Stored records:
<<<<
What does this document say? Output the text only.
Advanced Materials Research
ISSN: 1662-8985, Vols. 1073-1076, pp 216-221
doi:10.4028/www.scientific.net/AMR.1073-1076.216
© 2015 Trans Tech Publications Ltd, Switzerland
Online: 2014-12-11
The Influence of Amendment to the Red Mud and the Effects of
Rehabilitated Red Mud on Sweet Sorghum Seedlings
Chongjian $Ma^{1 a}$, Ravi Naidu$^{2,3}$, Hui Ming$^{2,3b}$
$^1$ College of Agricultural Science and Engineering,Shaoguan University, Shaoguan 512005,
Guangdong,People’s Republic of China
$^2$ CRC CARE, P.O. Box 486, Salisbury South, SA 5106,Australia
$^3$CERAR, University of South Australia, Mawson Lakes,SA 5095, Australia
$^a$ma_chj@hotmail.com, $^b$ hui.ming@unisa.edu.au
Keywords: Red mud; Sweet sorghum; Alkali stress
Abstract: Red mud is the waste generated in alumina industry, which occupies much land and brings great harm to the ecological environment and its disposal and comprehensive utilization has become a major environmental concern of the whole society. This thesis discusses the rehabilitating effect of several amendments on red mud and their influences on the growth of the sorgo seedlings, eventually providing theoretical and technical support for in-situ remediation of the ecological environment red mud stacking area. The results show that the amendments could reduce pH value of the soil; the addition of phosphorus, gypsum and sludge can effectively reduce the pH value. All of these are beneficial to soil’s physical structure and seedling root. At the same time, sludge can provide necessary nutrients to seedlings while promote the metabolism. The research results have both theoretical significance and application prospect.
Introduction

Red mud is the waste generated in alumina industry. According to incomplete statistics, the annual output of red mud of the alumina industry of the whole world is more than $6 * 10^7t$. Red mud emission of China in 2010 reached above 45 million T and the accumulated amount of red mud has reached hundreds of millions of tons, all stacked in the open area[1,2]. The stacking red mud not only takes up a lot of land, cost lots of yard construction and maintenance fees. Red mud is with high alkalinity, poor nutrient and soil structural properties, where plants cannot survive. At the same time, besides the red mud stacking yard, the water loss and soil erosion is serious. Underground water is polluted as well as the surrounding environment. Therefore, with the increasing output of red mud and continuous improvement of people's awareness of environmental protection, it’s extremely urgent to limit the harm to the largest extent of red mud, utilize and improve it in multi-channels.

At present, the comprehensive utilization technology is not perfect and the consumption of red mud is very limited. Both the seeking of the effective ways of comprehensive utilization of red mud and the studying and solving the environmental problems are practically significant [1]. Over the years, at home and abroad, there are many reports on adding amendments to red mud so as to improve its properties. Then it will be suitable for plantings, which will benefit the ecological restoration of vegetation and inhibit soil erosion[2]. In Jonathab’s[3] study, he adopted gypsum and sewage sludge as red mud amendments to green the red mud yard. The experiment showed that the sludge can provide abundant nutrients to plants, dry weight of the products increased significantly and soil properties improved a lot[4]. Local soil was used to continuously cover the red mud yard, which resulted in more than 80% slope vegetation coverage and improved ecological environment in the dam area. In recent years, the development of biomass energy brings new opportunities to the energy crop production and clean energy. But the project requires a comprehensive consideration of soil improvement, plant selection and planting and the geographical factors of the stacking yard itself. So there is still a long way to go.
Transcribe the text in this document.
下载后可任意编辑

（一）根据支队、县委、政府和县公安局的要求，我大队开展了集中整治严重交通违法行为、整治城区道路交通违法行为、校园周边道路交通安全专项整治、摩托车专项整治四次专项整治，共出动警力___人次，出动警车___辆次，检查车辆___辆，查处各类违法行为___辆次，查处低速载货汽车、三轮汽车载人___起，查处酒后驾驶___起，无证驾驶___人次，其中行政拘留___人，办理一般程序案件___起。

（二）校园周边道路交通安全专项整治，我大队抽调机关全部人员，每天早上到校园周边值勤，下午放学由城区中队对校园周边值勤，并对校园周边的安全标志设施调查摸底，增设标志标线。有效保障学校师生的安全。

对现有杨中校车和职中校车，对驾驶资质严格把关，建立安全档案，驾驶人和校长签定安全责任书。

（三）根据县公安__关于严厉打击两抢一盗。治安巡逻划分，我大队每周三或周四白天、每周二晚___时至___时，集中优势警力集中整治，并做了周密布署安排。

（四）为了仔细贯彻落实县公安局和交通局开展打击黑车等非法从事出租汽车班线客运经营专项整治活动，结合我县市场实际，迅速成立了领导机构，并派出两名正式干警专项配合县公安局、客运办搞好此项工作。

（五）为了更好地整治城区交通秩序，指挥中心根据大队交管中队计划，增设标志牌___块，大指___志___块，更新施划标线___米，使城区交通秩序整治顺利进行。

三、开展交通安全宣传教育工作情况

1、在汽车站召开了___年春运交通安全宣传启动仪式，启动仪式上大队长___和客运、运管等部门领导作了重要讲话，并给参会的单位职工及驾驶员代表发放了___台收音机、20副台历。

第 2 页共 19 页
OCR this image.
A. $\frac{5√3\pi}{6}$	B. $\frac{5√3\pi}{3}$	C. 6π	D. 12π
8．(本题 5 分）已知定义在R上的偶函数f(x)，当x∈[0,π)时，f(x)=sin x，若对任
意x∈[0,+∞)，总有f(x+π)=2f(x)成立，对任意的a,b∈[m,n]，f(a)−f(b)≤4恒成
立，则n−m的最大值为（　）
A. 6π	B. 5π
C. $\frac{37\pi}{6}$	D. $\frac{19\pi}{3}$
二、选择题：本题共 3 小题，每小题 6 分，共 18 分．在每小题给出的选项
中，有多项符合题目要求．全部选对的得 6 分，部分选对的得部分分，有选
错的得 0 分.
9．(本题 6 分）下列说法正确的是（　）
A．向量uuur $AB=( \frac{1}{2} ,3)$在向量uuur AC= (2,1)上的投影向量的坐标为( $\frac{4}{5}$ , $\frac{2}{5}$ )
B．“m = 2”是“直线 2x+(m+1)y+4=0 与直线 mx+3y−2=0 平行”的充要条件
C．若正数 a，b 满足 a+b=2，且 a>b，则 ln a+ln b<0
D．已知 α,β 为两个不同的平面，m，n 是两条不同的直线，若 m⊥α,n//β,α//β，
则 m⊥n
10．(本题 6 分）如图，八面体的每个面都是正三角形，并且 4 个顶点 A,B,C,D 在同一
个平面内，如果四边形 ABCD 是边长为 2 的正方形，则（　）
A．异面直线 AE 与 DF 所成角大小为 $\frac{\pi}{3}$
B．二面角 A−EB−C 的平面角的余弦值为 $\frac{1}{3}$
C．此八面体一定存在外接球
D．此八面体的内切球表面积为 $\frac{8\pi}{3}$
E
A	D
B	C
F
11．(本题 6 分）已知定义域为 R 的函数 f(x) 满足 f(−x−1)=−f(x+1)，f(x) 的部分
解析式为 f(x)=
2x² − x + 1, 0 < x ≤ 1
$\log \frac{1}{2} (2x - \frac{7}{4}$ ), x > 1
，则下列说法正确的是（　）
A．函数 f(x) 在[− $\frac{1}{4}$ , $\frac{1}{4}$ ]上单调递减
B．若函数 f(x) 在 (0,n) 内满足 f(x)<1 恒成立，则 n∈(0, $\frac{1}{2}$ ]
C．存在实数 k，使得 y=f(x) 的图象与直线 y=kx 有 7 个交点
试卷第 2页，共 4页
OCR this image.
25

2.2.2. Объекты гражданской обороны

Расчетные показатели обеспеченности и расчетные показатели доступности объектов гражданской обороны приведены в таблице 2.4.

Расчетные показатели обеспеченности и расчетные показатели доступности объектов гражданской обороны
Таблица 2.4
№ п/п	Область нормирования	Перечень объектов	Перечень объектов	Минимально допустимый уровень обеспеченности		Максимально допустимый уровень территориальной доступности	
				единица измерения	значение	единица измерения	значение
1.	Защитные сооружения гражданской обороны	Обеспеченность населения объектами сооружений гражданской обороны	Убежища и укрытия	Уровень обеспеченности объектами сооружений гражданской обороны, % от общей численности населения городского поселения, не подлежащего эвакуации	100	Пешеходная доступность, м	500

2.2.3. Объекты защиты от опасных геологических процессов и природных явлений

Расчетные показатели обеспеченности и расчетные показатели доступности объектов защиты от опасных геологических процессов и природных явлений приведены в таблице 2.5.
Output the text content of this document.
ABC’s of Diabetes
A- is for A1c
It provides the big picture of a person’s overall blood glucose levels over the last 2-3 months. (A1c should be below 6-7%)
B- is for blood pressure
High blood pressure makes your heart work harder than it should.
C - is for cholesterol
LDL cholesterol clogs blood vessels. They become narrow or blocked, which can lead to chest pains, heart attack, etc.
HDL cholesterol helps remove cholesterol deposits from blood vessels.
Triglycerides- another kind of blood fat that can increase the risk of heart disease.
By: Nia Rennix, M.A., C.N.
>>>>
SET PROBLEM: Copy whichever lines in the listing above contain the word "процессов".

ANSWER TO THE EXERCISE:
2.2.3. Объекты защиты от опасных геологических процессов и природных явлений
Расчетные показатели обеспеченности и расчетные показатели доступности объектов защиты от опасных геологических процессов и природных явлений приведены в таблице 2.5.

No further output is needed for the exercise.